------ Task input ------

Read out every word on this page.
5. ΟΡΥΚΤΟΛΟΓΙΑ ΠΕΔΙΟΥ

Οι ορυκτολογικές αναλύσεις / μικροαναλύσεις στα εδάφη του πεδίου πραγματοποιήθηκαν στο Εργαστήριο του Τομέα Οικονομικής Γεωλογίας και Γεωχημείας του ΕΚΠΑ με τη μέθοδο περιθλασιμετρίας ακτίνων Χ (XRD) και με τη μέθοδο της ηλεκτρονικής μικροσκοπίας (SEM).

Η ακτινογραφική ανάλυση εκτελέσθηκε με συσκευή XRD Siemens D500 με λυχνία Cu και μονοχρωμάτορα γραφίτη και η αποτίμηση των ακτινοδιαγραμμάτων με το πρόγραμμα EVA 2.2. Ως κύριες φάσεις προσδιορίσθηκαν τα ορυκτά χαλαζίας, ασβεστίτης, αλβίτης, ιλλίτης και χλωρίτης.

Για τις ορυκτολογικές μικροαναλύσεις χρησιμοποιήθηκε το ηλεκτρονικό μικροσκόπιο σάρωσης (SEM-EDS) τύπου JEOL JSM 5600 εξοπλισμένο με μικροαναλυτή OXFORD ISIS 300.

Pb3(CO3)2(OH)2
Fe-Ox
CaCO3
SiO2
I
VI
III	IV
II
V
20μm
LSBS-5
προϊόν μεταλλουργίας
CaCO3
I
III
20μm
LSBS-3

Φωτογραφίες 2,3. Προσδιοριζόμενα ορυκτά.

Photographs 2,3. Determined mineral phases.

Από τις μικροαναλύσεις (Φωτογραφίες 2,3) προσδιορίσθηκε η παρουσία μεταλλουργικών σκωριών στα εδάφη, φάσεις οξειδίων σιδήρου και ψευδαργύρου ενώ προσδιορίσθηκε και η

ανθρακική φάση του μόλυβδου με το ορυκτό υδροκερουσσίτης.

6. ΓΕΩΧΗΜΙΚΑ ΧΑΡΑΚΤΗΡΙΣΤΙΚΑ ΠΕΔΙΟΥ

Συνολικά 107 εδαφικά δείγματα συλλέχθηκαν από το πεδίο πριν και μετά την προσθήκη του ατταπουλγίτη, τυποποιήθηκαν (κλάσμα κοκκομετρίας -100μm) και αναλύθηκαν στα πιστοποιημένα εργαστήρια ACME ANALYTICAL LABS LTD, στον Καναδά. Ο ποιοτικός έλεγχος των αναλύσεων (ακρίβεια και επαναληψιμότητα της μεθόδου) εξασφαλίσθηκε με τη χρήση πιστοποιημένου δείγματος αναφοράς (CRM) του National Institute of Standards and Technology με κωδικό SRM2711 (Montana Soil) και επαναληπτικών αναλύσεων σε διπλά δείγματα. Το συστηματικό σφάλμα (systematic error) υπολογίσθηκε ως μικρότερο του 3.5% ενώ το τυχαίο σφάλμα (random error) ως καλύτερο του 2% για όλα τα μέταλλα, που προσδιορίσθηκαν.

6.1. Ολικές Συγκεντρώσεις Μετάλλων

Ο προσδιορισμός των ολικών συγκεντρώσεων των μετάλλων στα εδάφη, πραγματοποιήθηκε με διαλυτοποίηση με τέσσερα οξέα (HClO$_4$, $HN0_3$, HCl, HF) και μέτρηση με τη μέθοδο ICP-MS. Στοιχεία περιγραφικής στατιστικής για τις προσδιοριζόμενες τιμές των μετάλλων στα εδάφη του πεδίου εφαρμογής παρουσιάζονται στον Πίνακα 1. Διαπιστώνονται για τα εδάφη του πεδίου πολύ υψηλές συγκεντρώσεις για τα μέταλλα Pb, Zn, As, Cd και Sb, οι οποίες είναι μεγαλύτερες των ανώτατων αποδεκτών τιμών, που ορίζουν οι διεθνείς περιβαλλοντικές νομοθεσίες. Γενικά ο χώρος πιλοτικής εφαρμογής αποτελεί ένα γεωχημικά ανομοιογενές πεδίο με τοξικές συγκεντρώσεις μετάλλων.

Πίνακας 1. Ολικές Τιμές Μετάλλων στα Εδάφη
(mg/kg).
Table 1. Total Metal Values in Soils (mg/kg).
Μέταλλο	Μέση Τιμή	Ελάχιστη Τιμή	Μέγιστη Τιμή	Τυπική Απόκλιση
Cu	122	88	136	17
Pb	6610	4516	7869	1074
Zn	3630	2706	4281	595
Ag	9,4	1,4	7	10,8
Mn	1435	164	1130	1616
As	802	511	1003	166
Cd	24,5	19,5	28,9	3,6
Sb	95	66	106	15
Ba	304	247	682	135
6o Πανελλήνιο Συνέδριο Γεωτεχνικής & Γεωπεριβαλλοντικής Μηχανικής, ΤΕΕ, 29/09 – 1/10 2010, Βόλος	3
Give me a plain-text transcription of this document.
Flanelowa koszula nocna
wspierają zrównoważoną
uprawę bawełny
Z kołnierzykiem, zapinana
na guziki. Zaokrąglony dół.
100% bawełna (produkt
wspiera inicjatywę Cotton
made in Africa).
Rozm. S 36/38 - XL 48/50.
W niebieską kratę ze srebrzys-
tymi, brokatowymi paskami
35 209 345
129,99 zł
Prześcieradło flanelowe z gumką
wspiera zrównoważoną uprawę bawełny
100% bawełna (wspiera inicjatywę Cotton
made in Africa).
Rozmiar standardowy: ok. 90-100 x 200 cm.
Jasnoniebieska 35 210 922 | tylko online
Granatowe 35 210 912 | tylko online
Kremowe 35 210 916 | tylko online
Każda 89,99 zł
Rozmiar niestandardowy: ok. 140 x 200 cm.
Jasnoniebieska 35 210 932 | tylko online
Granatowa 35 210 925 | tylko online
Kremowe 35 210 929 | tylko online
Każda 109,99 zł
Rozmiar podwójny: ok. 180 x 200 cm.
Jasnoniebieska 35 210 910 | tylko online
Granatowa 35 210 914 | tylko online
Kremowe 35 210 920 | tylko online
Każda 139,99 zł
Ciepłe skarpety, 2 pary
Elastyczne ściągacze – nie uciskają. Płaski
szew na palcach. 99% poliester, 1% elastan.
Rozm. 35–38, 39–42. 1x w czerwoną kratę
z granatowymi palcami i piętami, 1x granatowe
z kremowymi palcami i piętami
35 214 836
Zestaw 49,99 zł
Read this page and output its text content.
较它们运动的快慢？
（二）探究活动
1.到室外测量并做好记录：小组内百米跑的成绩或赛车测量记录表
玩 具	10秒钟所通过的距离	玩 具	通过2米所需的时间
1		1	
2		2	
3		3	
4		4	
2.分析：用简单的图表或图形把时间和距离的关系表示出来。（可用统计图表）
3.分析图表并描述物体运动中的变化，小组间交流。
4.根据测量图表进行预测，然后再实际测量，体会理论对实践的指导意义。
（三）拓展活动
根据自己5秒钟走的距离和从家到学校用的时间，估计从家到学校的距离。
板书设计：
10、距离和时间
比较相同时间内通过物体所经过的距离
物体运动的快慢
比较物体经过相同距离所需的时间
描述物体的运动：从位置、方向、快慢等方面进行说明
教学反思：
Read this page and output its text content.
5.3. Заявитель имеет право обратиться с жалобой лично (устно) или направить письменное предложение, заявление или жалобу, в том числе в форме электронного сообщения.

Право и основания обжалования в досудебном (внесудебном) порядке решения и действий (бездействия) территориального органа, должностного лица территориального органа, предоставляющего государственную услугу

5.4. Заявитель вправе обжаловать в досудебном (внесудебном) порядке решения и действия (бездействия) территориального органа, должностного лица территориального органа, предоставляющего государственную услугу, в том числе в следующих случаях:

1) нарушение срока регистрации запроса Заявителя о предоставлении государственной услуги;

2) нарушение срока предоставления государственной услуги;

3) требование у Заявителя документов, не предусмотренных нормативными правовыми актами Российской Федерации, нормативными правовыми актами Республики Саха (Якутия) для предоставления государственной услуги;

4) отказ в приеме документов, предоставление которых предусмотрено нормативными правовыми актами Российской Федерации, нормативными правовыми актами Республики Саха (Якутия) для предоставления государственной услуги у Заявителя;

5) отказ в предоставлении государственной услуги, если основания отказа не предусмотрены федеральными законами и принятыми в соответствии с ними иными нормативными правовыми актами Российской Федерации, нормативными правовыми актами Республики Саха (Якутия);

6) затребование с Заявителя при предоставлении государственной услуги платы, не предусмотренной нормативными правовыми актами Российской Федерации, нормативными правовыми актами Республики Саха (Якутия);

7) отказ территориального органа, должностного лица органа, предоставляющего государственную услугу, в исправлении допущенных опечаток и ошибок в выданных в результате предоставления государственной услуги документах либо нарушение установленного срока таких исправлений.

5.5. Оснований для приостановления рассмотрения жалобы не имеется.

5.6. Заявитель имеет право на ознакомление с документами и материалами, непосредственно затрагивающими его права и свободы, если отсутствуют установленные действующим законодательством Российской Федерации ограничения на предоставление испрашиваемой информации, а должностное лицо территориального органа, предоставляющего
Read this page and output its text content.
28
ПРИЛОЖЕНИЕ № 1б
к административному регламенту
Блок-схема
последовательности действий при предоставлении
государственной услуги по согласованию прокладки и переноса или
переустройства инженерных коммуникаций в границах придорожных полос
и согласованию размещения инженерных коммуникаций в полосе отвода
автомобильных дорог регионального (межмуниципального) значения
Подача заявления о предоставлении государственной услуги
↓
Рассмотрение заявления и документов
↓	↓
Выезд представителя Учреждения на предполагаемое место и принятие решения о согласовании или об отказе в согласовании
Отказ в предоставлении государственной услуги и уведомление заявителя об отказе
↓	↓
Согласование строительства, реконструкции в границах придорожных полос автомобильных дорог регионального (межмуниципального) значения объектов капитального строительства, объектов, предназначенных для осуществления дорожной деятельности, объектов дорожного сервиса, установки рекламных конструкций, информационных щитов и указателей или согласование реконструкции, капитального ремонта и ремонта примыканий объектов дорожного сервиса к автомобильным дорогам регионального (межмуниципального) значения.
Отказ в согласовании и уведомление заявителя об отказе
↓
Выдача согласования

------

- **Request**: Point out every line holding the string "Każda" and copy it.

- **Full solution**:
Każda 89,99 zł
Każda 109,99 zł
Każda 139,99 zł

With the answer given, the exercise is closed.